* Supplied material *
★ ★ ★

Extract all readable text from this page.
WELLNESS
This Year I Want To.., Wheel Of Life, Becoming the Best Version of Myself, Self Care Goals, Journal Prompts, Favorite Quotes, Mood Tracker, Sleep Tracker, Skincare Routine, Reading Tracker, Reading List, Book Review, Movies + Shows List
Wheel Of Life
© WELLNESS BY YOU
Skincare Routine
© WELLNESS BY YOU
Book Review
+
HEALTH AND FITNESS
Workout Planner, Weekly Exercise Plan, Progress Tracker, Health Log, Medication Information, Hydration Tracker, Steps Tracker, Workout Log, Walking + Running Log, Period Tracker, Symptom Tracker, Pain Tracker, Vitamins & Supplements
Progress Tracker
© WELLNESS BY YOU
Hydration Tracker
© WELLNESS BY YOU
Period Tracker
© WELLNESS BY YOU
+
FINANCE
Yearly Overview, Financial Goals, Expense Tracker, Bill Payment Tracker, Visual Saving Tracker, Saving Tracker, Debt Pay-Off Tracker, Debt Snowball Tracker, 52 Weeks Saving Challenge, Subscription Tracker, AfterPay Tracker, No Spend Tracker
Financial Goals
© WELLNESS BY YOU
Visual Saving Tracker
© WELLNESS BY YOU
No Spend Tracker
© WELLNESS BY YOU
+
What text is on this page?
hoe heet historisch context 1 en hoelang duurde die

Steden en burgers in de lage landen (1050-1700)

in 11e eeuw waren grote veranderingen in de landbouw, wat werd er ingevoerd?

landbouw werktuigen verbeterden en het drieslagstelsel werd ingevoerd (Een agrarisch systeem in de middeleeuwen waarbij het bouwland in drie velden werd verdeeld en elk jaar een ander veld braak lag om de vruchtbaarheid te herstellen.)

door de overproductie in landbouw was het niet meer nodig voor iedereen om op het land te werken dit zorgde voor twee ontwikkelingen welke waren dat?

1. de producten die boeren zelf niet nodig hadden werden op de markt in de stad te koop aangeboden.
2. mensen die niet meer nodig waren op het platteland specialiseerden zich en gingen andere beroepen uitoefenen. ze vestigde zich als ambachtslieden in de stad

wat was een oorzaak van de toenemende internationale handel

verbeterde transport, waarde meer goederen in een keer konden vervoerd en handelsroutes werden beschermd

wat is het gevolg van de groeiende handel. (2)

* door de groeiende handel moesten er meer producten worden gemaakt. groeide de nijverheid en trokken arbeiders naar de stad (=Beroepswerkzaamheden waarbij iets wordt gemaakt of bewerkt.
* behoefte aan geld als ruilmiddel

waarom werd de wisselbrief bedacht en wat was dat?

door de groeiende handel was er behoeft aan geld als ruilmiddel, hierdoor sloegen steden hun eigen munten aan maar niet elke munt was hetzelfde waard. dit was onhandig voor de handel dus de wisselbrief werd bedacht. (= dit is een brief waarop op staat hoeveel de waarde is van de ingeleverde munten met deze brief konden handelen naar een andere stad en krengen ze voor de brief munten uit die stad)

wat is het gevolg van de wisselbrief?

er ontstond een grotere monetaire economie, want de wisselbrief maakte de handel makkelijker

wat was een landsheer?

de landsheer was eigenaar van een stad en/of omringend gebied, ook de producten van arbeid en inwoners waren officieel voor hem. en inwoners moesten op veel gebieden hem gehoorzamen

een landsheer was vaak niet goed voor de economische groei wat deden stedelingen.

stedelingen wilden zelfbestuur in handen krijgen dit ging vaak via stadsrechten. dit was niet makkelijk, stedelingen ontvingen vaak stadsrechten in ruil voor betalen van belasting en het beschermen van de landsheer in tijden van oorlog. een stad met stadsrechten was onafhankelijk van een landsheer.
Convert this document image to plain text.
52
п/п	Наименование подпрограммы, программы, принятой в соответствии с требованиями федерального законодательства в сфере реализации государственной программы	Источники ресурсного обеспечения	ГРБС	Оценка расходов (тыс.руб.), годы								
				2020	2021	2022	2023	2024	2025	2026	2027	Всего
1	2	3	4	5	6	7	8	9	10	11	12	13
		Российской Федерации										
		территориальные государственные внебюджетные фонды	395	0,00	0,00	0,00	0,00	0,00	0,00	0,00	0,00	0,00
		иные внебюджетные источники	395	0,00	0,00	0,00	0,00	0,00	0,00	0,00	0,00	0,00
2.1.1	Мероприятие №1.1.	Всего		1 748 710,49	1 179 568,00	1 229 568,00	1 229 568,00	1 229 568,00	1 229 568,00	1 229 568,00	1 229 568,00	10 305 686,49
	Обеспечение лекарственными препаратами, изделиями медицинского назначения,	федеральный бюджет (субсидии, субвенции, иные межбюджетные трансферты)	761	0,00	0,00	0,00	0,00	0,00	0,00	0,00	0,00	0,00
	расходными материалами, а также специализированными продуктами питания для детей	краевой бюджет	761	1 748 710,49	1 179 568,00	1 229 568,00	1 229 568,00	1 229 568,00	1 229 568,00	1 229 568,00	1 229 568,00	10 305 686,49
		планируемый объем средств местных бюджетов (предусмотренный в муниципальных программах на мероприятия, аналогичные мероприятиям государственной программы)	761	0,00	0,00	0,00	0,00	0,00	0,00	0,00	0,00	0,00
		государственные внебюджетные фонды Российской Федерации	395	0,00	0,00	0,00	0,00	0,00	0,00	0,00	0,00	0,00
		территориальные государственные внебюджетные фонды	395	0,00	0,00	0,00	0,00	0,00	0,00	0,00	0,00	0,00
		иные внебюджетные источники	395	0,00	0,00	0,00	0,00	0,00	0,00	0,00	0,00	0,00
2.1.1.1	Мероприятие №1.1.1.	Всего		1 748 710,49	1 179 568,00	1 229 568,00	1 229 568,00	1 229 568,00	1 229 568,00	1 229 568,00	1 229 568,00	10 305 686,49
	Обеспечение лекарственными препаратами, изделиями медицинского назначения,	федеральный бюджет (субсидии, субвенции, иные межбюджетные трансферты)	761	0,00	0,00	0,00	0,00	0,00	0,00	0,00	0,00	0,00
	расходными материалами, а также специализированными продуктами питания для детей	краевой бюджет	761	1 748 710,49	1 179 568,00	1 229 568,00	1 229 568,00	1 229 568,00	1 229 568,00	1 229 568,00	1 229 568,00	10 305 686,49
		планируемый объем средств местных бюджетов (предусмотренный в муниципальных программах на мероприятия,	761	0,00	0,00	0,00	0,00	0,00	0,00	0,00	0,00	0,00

★ ★ ★

* The exercise *
Search the material above for "konden". Pull out each line where it shows up.

* Expected answer *
verbeterde transport, waarde meer goederen in een keer konden vervoerd en handelsroutes werden beschermd
door de groeiende handel was er behoeft aan geld als ruilmiddel, hierdoor sloegen steden hun eigen munten aan maar niet elke munt was hetzelfde waard. dit was onhandig voor de handel dus de wisselbrief werd bedacht. (= dit is een brief waarop op staat hoeveel de waarde is van de ingeleverde munten met deze brief konden handelen naar een andere stad en krengen ze voor de brief munten uit die stad)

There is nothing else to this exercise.